++++ Dataset entries ++++

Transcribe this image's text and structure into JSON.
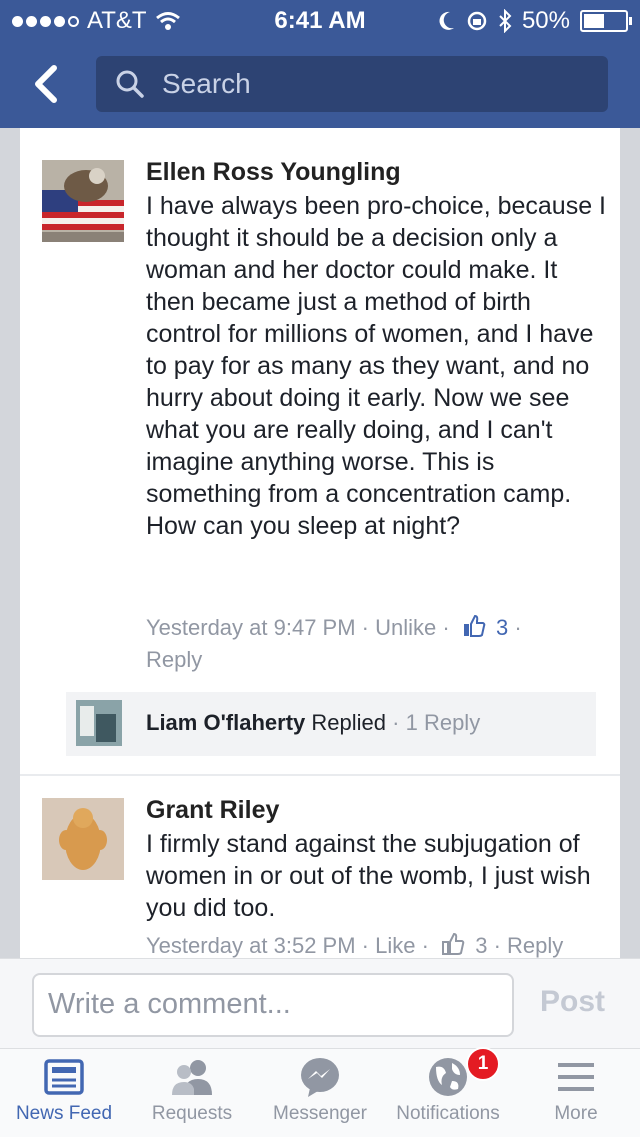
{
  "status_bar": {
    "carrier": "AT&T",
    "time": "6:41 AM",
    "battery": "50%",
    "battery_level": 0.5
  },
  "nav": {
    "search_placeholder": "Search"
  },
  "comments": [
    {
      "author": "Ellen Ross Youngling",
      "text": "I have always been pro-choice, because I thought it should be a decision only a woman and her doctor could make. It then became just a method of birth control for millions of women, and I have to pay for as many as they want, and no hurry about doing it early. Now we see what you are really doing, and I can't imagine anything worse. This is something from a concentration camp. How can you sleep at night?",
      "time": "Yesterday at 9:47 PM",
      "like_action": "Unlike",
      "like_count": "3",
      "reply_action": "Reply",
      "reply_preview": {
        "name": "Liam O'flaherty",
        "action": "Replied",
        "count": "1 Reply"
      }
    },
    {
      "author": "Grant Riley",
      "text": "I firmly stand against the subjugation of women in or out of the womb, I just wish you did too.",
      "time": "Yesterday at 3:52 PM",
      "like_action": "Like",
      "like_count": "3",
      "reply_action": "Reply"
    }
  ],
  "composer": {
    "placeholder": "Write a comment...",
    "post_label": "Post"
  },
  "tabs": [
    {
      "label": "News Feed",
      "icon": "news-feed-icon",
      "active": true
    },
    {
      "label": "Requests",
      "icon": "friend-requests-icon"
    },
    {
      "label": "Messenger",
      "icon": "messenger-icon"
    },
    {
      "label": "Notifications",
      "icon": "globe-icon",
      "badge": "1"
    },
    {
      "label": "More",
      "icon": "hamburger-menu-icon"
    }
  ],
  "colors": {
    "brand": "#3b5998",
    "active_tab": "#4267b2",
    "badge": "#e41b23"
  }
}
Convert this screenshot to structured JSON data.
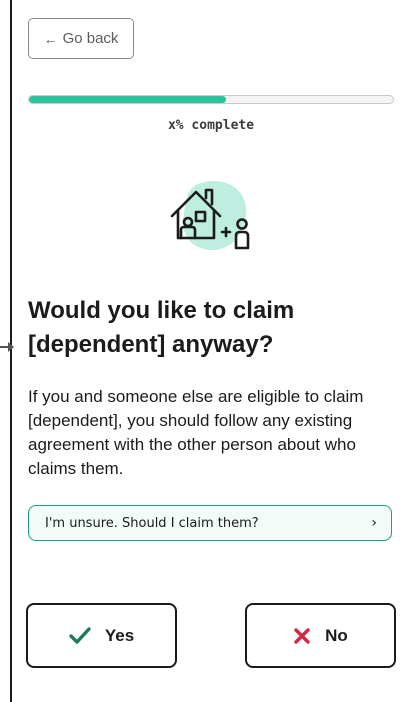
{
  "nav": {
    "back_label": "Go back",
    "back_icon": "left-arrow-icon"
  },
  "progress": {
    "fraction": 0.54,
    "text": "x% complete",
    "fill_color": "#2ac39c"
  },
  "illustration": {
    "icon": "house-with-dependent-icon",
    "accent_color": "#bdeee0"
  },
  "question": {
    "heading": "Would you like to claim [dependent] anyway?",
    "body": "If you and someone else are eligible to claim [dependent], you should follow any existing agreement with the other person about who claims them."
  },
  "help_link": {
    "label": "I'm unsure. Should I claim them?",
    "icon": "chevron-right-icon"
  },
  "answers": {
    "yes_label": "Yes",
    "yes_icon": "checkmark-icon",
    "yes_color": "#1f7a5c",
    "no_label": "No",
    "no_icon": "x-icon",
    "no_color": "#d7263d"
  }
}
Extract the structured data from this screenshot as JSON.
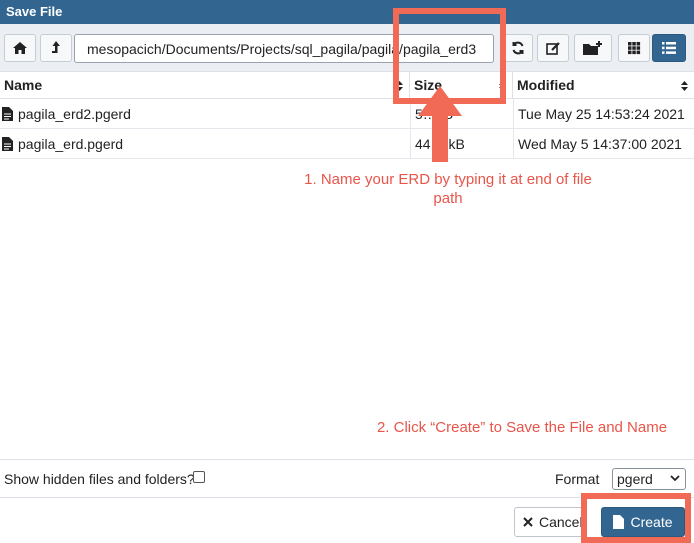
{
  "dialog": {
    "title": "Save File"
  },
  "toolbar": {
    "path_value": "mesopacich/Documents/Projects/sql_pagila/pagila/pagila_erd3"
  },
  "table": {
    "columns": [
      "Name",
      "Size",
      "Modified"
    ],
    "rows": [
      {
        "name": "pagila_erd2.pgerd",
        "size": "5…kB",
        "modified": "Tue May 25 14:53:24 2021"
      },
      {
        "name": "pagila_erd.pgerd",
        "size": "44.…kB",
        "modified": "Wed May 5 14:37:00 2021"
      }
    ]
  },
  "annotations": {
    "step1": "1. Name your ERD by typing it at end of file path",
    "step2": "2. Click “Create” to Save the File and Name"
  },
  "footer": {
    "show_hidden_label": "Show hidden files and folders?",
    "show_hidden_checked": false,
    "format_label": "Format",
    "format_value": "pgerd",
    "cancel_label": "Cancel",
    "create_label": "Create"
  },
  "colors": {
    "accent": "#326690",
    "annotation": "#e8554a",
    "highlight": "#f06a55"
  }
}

++++

# Goal:
Each line from the one containing "Convert this screenshot" through the last line of the listing is to be given again exactly, with no pictures and no other lines.

# Solution for this problem:
Convert this screenshot to structured JSON data.
{
  "nav": {
    "back_label": "Go back",
    "back_icon": "left-arrow-icon"
  },
  "progress": {
    "fraction": 0.54,
    "text": "x% complete",
    "fill_color": "#2ac39c"
  },
  "illustration": {
    "icon": "house-with-dependent-icon",
    "accent_color": "#bdeee0"
  },
  "question": {
    "heading": "Would you like to claim [dependent] anyway?",
    "body": "If you and someone else are eligible to claim [dependent], you should follow any existing agreement with the other person about who claims them."
  },
  "help_link": {
    "label": "I'm unsure. Should I claim them?",
    "icon": "chevron-right-icon"
  },
  "answers": {
    "yes_label": "Yes",
    "yes_icon": "checkmark-icon",
    "yes_color": "#1f7a5c",
    "no_label": "No",
    "no_icon": "x-icon",
    "no_color": "#d7263d"
  }
}
Extract the structured data from this screenshot as JSON.
{
  "dialog": {
    "title": "Save File"
  },
  "toolbar": {
    "path_value": "mesopacich/Documents/Projects/sql_pagila/pagila/pagila_erd3"
  },
  "table": {
    "columns": [
      "Name",
      "Size",
      "Modified"
    ],
    "rows": [
      {
        "name": "pagila_erd2.pgerd",
        "size": "5…kB",
        "modified": "Tue May 25 14:53:24 2021"
      },
      {
        "name": "pagila_erd.pgerd",
        "size": "44.…kB",
        "modified": "Wed May 5 14:37:00 2021"
      }
    ]
  },
  "annotations": {
    "step1": "1. Name your ERD by typing it at end of file path",
    "step2": "2. Click “Create” to Save the File and Name"
  },
  "footer": {
    "show_hidden_label": "Show hidden files and folders?",
    "show_hidden_checked": false,
    "format_label": "Format",
    "format_value": "pgerd",
    "cancel_label": "Cancel",
    "create_label": "Create"
  },
  "colors": {
    "accent": "#326690",
    "annotation": "#e8554a",
    "highlight": "#f06a55"
  }
}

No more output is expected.